* [GIVEN EXERCISE]:
Transcribe each record below word for word.
────────────────────
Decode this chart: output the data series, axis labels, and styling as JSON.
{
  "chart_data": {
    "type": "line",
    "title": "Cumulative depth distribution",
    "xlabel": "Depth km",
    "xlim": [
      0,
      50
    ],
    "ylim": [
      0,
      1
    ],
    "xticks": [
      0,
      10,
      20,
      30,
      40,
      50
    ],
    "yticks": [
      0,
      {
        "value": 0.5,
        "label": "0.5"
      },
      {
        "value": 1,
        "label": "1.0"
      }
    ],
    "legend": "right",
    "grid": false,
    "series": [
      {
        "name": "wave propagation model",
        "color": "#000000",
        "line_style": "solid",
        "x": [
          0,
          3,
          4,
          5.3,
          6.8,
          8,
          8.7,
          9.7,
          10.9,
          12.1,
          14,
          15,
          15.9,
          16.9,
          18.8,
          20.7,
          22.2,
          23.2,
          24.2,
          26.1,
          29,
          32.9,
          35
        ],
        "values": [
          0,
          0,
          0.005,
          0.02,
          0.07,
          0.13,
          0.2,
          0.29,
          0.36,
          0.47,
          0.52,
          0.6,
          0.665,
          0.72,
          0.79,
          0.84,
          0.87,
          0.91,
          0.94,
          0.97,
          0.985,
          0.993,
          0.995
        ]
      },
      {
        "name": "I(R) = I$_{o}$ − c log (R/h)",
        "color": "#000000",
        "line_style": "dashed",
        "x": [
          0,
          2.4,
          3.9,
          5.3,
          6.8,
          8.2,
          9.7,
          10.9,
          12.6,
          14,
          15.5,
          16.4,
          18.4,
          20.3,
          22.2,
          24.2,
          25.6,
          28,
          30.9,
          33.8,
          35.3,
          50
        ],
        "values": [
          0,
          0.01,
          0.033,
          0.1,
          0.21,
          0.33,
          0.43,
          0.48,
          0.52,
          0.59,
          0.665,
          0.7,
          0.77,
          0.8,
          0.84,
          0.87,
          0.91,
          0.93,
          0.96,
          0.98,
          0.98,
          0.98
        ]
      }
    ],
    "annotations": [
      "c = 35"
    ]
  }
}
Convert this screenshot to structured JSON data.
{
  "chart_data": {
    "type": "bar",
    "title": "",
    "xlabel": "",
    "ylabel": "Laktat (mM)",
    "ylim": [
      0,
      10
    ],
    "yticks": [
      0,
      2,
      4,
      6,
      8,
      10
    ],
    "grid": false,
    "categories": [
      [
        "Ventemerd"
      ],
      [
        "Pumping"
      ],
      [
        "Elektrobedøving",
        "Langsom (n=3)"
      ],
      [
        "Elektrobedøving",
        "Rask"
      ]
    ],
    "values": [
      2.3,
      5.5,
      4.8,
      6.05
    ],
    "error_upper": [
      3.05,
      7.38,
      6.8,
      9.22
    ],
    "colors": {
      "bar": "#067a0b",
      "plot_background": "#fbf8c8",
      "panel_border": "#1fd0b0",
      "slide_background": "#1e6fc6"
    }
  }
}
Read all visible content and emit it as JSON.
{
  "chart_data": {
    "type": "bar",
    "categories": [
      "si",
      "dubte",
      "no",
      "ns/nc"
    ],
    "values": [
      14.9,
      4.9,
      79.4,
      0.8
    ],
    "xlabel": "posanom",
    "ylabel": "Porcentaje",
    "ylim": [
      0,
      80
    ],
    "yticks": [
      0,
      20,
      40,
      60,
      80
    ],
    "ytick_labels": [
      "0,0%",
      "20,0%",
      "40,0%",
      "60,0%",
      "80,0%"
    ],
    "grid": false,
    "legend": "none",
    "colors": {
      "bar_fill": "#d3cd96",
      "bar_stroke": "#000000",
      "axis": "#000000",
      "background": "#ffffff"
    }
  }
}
────────────────────
* [ANSWER BELOW]:
Decode this chart: output the data series, axis labels, and styling as JSON.
{
  "chart_data": {
    "type": "line",
    "title": "Cumulative depth distribution",
    "xlabel": "Depth km",
    "xlim": [
      0,
      50
    ],
    "ylim": [
      0,
      1
    ],
    "xticks": [
      0,
      10,
      20,
      30,
      40,
      50
    ],
    "yticks": [
      0,
      {
        "value": 0.5,
        "label": "0.5"
      },
      {
        "value": 1,
        "label": "1.0"
      }
    ],
    "legend": "right",
    "grid": false,
    "series": [
      {
        "name": "wave propagation model",
        "color": "#000000",
        "line_style": "solid",
        "x": [
          0,
          3,
          4,
          5.3,
          6.8,
          8,
          8.7,
          9.7,
          10.9,
          12.1,
          14,
          15,
          15.9,
          16.9,
          18.8,
          20.7,
          22.2,
          23.2,
          24.2,
          26.1,
          29,
          32.9,
          35
        ],
        "values": [
          0,
          0,
          0.005,
          0.02,
          0.07,
          0.13,
          0.2,
          0.29,
          0.36,
          0.47,
          0.52,
          0.6,
          0.665,
          0.72,
          0.79,
          0.84,
          0.87,
          0.91,
          0.94,
          0.97,
          0.985,
          0.993,
          0.995
        ]
      },
      {
        "name": "I(R) = I$_{o}$ − c log (R/h)",
        "color": "#000000",
        "line_style": "dashed",
        "x": [
          0,
          2.4,
          3.9,
          5.3,
          6.8,
          8.2,
          9.7,
          10.9,
          12.6,
          14,
          15.5,
          16.4,
          18.4,
          20.3,
          22.2,
          24.2,
          25.6,
          28,
          30.9,
          33.8,
          35.3,
          50
        ],
        "values": [
          0,
          0.01,
          0.033,
          0.1,
          0.21,
          0.33,
          0.43,
          0.48,
          0.52,
          0.59,
          0.665,
          0.7,
          0.77,
          0.8,
          0.84,
          0.87,
          0.91,
          0.93,
          0.96,
          0.98,
          0.98,
          0.98
        ]
      }
    ],
    "annotations": [
      "c = 35"
    ]
  }
}
Convert this screenshot to structured JSON data.
{
  "chart_data": {
    "type": "bar",
    "title": "",
    "xlabel": "",
    "ylabel": "Laktat (mM)",
    "ylim": [
      0,
      10
    ],
    "yticks": [
      0,
      2,
      4,
      6,
      8,
      10
    ],
    "grid": false,
    "categories": [
      [
        "Ventemerd"
      ],
      [
        "Pumping"
      ],
      [
        "Elektrobedøving",
        "Langsom (n=3)"
      ],
      [
        "Elektrobedøving",
        "Rask"
      ]
    ],
    "values": [
      2.3,
      5.5,
      4.8,
      6.05
    ],
    "error_upper": [
      3.05,
      7.38,
      6.8,
      9.22
    ],
    "colors": {
      "bar": "#067a0b",
      "plot_background": "#fbf8c8",
      "panel_border": "#1fd0b0",
      "slide_background": "#1e6fc6"
    }
  }
}
Read all visible content and emit it as JSON.
{
  "chart_data": {
    "type": "bar",
    "categories": [
      "si",
      "dubte",
      "no",
      "ns/nc"
    ],
    "values": [
      14.9,
      4.9,
      79.4,
      0.8
    ],
    "xlabel": "posanom",
    "ylabel": "Porcentaje",
    "ylim": [
      0,
      80
    ],
    "yticks": [
      0,
      20,
      40,
      60,
      80
    ],
    "ytick_labels": [
      "0,0%",
      "20,0%",
      "40,0%",
      "60,0%",
      "80,0%"
    ],
    "grid": false,
    "legend": "none",
    "colors": {
      "bar_fill": "#d3cd96",
      "bar_stroke": "#000000",
      "axis": "#000000",
      "background": "#ffffff"
    }
  }
}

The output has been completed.